Entries supplied>
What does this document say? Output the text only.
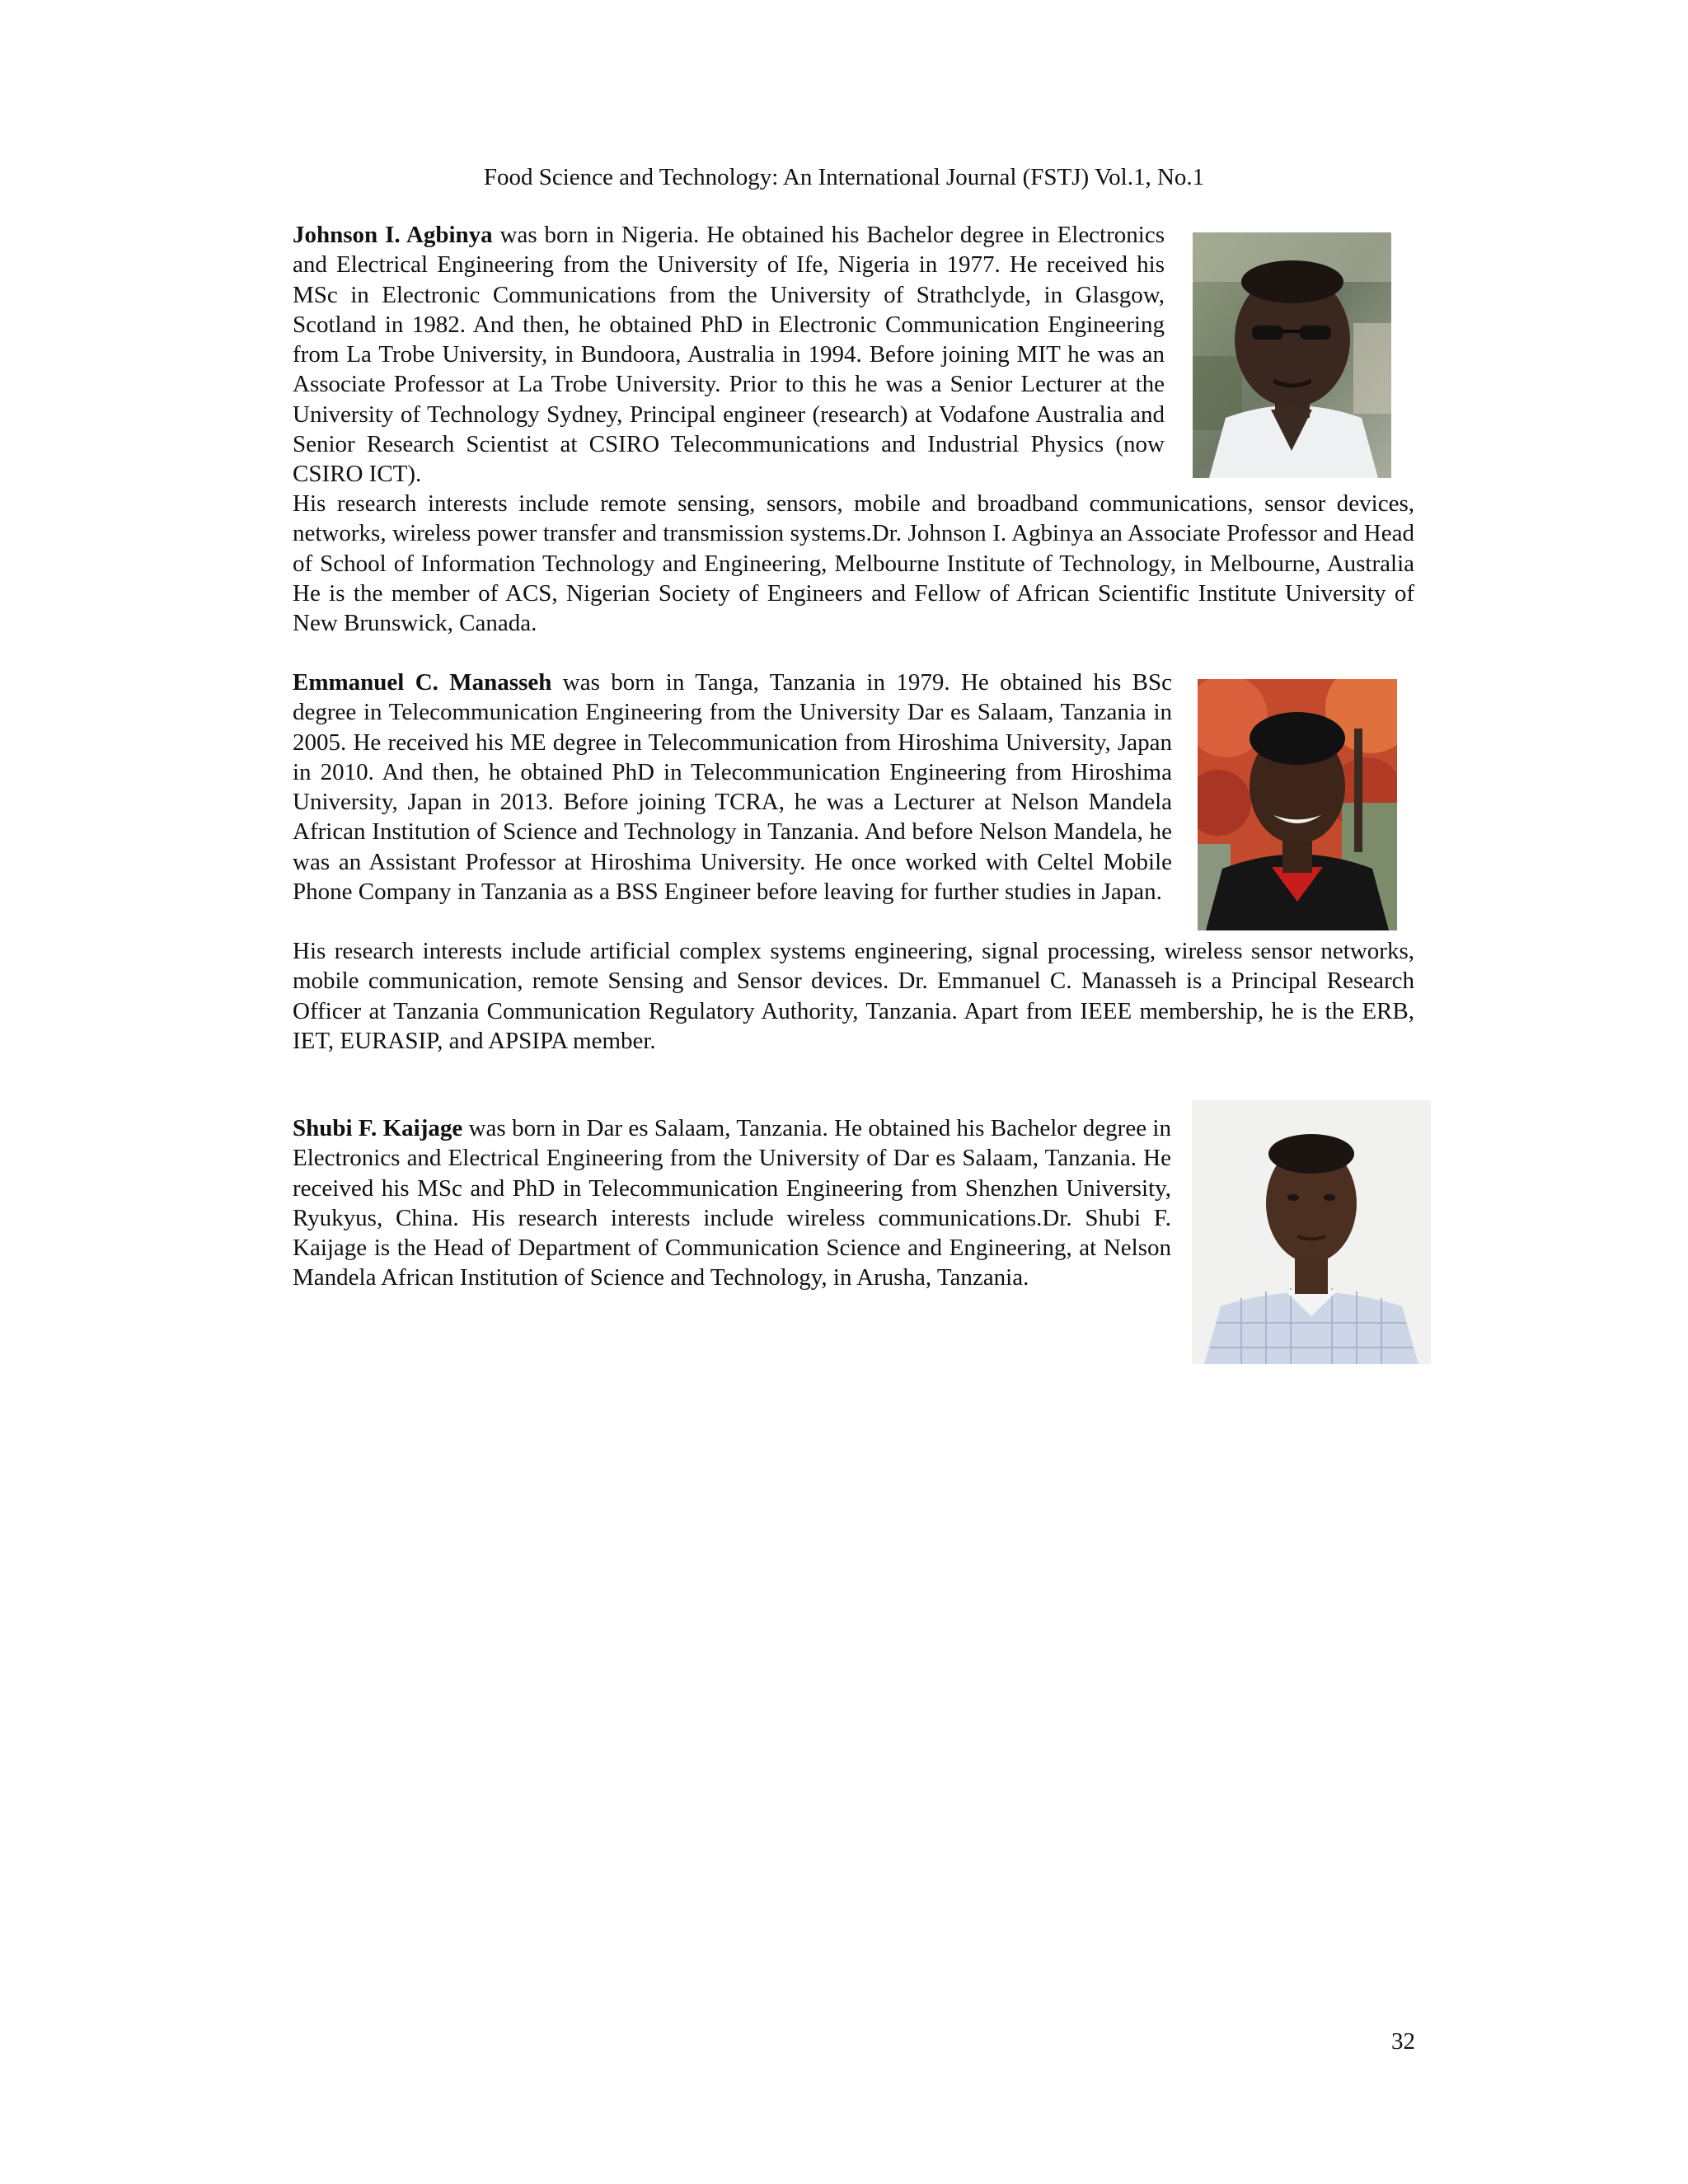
Food Science and Technology: An International Journal (FSTJ) Vol.1, No.1

Johnson I. Agbinya was born in Nigeria. He obtained his Bachelor degree in Electronics and Electrical Engineering from the University of Ife, Nigeria in 1977. He received his MSc in Electronic Communications from the University of Strathclyde, in Glasgow, Scotland in 1982. And then, he obtained PhD in Electronic Communication Engineering from La Trobe University, in Bundoora, Australia in 1994. Before joining MIT he was an Associate Professor at La Trobe University. Prior to this he was a Senior Lecturer at the University of Technology Sydney, Principal engineer (research) at Vodafone Australia and Senior Research Scientist at CSIRO Telecommunications and Industrial Physics (now CSIRO ICT).

His research interests include remote sensing, sensors, mobile and broadband communications, sensor devices, networks, wireless power transfer and transmission systems.Dr. Johnson I. Agbinya an Associate Professor and Head of School of Information Technology and Engineering, Melbourne Institute of Technology, in Melbourne, Australia He is the member of ACS, Nigerian Society of Engineers and Fellow of African Scientific Institute University of New Brunswick, Canada.

Emmanuel C. Manasseh was born in Tanga, Tanzania in 1979. He obtained his BSc degree in Telecommunication Engineering from the University Dar es Salaam, Tanzania in 2005. He received his ME degree in Telecommunication from Hiroshima University, Japan in 2010. And then, he obtained PhD in Telecommunication Engineering from Hiroshima University, Japan in 2013. Before joining TCRA, he was a Lecturer at Nelson Mandela African Institution of Science and Technology in Tanzania. And before Nelson Mandela, he was an Assistant Professor at Hiroshima University. He once worked with Celtel Mobile Phone Company in Tanzania as a BSS Engineer before leaving for further studies in Japan.

His research interests include artificial complex systems engineering, signal processing, wireless sensor networks, mobile communication, remote Sensing and Sensor devices. Dr. Emmanuel C. Manasseh is a Principal Research Officer at Tanzania Communication Regulatory Authority, Tanzania. Apart from IEEE membership, he is the ERB, IET, EURASIP, and APSIPA member.

Shubi F. Kaijage was born in Dar es Salaam, Tanzania. He obtained his Bachelor degree in Electronics and Electrical Engineering from the University of Dar es Salaam, Tanzania. He received his MSc and PhD in Telecommunication Engineering from Shenzhen University, Ryukyus, China. His research interests include wireless communications.Dr. Shubi F. Kaijage is the Head of Department of Communication Science and Engineering, at Nelson Mandela African Institution of Science and Technology, in Arusha, Tanzania.

32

What to do>
Every line above should be returned word for word, with the pictures left behind.

Complete answer>
What does this document say? Output the text only.
Food Science and Technology: An International Journal (FSTJ) Vol.1, No.1

Johnson I. Agbinya was born in Nigeria. He obtained his Bachelor degree in Electronics and Electrical Engineering from the University of Ife, Nigeria in 1977. He received his MSc in Electronic Communications from the University of Strathclyde, in Glasgow, Scotland in 1982. And then, he obtained PhD in Electronic Communication Engineering from La Trobe University, in Bundoora, Australia in 1994. Before joining MIT he was an Associate Professor at La Trobe University. Prior to this he was a Senior Lecturer at the University of Technology Sydney, Principal engineer (research) at Vodafone Australia and Senior Research Scientist at CSIRO Telecommunications and Industrial Physics (now CSIRO ICT).

His research interests include remote sensing, sensors, mobile and broadband communications, sensor devices, networks, wireless power transfer and transmission systems.Dr. Johnson I. Agbinya an Associate Professor and Head of School of Information Technology and Engineering, Melbourne Institute of Technology, in Melbourne, Australia He is the member of ACS, Nigerian Society of Engineers and Fellow of African Scientific Institute University of New Brunswick, Canada.

Emmanuel C. Manasseh was born in Tanga, Tanzania in 1979. He obtained his BSc degree in Telecommunication Engineering from the University Dar es Salaam, Tanzania in 2005. He received his ME degree in Telecommunication from Hiroshima University, Japan in 2010. And then, he obtained PhD in Telecommunication Engineering from Hiroshima University, Japan in 2013. Before joining TCRA, he was a Lecturer at Nelson Mandela African Institution of Science and Technology in Tanzania. And before Nelson Mandela, he was an Assistant Professor at Hiroshima University. He once worked with Celtel Mobile Phone Company in Tanzania as a BSS Engineer before leaving for further studies in Japan.

His research interests include artificial complex systems engineering, signal processing, wireless sensor networks, mobile communication, remote Sensing and Sensor devices. Dr. Emmanuel C. Manasseh is a Principal Research Officer at Tanzania Communication Regulatory Authority, Tanzania. Apart from IEEE membership, he is the ERB, IET, EURASIP, and APSIPA member.

Shubi F. Kaijage was born in Dar es Salaam, Tanzania. He obtained his Bachelor degree in Electronics and Electrical Engineering from the University of Dar es Salaam, Tanzania. He received his MSc and PhD in Telecommunication Engineering from Shenzhen University, Ryukyus, China. His research interests include wireless communications.Dr. Shubi F. Kaijage is the Head of Department of Communication Science and Engineering, at Nelson Mandela African Institution of Science and Technology, in Arusha, Tanzania.

32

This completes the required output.